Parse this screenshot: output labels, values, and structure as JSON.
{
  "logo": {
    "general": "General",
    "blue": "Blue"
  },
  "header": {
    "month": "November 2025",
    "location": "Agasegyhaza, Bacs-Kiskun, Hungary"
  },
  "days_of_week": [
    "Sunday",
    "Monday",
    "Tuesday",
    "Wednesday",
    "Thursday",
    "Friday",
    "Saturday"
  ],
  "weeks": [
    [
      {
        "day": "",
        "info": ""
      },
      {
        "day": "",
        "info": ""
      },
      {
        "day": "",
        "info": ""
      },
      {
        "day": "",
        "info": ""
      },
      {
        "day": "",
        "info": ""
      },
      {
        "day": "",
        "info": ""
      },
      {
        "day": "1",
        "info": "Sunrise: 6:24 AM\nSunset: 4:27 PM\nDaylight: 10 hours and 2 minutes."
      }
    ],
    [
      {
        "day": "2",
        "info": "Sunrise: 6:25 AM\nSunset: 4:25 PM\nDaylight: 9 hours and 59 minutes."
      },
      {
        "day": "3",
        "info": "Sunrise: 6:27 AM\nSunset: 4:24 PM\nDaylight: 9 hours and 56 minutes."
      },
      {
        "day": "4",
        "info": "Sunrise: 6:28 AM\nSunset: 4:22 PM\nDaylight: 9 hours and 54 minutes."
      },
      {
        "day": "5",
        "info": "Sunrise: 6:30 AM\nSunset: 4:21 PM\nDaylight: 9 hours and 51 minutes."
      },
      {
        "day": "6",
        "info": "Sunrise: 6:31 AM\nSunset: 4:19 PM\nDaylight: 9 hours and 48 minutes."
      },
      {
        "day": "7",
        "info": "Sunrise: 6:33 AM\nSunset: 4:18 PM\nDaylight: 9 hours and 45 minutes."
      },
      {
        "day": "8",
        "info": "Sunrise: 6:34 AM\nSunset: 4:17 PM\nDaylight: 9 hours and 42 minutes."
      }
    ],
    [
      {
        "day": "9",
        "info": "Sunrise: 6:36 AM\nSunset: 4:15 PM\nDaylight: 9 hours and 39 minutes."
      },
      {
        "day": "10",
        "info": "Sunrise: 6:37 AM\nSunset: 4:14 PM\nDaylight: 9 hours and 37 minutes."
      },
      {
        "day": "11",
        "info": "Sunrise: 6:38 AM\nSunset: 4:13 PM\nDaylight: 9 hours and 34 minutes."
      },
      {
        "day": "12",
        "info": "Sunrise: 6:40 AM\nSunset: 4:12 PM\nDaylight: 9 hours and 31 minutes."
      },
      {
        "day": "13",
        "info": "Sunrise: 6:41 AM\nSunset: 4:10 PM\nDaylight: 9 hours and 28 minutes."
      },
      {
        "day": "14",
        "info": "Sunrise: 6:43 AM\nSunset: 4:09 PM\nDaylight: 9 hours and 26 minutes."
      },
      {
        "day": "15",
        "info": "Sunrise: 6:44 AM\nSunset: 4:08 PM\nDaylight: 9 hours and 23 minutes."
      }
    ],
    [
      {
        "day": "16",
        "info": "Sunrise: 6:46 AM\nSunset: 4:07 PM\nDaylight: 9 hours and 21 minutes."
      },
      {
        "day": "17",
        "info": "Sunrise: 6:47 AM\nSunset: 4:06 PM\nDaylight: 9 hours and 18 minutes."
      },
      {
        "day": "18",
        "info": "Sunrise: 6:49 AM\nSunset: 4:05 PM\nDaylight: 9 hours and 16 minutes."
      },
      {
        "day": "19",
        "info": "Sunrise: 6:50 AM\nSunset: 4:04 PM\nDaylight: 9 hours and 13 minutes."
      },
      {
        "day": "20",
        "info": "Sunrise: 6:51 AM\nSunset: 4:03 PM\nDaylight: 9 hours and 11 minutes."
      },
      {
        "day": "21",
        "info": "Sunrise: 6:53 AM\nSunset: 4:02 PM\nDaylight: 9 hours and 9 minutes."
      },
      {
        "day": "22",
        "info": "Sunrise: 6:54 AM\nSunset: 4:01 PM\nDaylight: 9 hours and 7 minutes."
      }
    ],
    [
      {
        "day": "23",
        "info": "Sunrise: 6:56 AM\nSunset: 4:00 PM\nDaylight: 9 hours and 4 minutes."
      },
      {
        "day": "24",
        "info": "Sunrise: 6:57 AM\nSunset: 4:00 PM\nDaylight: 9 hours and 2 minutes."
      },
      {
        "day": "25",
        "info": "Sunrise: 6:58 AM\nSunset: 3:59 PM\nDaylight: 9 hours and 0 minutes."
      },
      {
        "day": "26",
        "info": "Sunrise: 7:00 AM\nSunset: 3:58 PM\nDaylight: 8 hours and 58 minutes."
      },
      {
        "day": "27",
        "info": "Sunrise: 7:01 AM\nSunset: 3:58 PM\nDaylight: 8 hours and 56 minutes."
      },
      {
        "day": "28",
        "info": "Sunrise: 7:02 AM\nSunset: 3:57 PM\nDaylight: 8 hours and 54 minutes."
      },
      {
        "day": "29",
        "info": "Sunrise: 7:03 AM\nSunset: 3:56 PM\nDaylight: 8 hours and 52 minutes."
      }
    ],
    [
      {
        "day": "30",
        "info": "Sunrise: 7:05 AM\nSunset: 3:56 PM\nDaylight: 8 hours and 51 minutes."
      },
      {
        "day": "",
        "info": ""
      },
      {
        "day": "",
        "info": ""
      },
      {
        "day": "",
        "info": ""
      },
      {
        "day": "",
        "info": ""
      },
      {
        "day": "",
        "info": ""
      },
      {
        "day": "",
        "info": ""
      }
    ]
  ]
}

==

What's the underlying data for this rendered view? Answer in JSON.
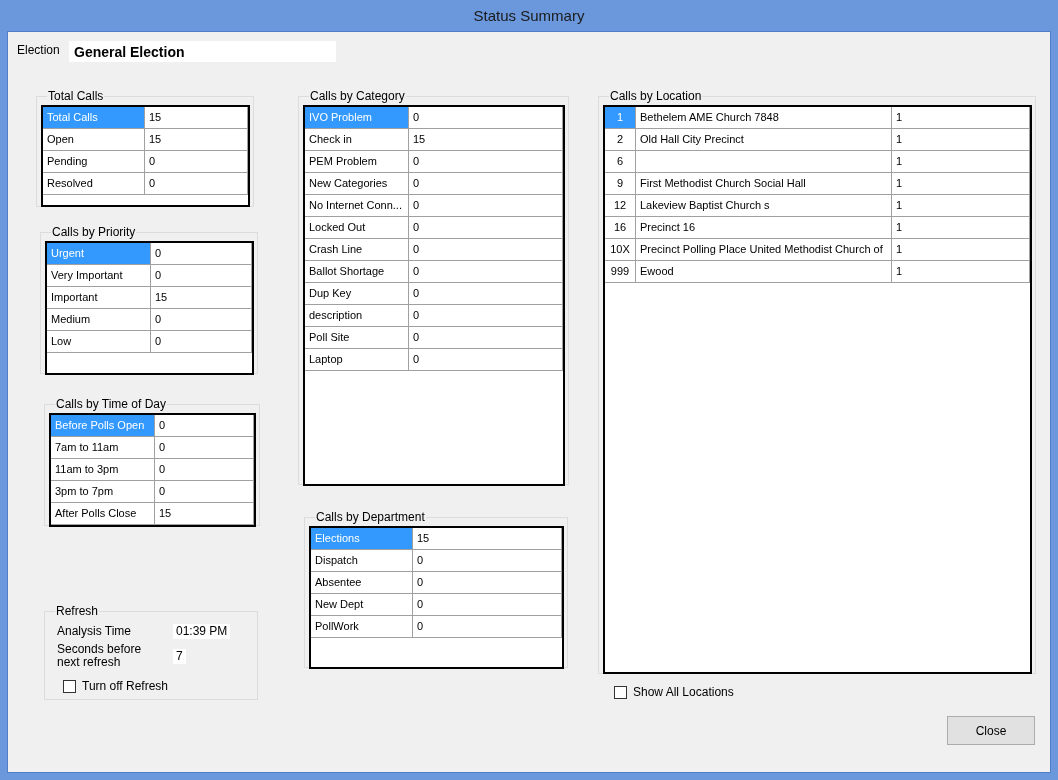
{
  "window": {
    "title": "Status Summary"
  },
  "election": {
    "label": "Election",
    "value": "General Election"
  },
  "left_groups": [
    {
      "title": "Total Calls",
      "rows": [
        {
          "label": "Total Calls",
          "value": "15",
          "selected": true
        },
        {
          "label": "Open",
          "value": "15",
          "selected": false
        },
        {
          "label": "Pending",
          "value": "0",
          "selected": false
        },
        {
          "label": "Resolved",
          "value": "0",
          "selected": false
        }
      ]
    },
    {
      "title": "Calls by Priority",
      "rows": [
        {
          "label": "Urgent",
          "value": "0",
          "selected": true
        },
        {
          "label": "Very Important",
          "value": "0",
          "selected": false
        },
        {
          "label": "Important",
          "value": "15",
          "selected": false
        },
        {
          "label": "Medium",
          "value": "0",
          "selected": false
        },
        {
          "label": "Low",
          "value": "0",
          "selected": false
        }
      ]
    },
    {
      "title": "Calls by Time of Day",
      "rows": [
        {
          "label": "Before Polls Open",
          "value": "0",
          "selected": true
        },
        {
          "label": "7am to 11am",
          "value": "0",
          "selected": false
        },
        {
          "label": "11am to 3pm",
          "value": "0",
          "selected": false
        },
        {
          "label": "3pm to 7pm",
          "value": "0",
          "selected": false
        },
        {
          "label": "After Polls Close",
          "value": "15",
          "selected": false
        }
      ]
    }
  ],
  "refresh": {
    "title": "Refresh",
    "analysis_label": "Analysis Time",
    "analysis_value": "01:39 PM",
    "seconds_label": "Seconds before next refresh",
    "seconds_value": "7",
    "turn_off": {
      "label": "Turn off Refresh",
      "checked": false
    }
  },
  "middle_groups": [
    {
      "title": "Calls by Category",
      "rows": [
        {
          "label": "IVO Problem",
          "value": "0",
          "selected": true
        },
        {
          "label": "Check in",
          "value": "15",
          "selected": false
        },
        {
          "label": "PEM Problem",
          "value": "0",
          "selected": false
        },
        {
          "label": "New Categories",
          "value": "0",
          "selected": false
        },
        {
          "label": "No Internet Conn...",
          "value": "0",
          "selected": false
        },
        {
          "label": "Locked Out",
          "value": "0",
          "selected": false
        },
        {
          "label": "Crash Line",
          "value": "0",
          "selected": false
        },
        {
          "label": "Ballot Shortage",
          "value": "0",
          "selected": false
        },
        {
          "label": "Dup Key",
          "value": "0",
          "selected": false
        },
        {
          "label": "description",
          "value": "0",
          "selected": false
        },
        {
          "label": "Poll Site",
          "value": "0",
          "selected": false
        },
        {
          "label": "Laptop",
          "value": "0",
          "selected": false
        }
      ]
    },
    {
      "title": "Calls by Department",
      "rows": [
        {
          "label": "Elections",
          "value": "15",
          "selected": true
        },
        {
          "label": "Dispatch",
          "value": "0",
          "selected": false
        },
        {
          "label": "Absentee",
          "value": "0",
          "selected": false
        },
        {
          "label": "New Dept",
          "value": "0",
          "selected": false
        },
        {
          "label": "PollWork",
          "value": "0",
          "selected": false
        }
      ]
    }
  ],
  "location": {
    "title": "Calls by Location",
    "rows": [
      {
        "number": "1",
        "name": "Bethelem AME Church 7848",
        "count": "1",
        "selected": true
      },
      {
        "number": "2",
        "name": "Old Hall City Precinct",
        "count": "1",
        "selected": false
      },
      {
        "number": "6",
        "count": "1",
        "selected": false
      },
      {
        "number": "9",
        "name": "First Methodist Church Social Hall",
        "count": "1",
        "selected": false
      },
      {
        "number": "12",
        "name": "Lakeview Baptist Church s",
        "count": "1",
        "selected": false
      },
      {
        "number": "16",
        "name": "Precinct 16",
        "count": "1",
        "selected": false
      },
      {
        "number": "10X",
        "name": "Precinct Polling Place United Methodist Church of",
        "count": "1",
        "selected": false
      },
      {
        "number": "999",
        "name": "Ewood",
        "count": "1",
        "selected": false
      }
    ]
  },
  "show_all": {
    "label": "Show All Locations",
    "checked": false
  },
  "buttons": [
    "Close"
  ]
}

■ **What to do**
Each line above that includes "name" should be shown.

■ **Answer for this exercise**
        "name": "Bethelem AME Church 7848",
        "name": "Old Hall City Precinct",
        "name": "First Methodist Church Social Hall",
        "name": "Lakeview Baptist Church s",
        "name": "Precinct 16",
        "name": "Precinct Polling Place United Methodist Church of",
        "name": "Ewood",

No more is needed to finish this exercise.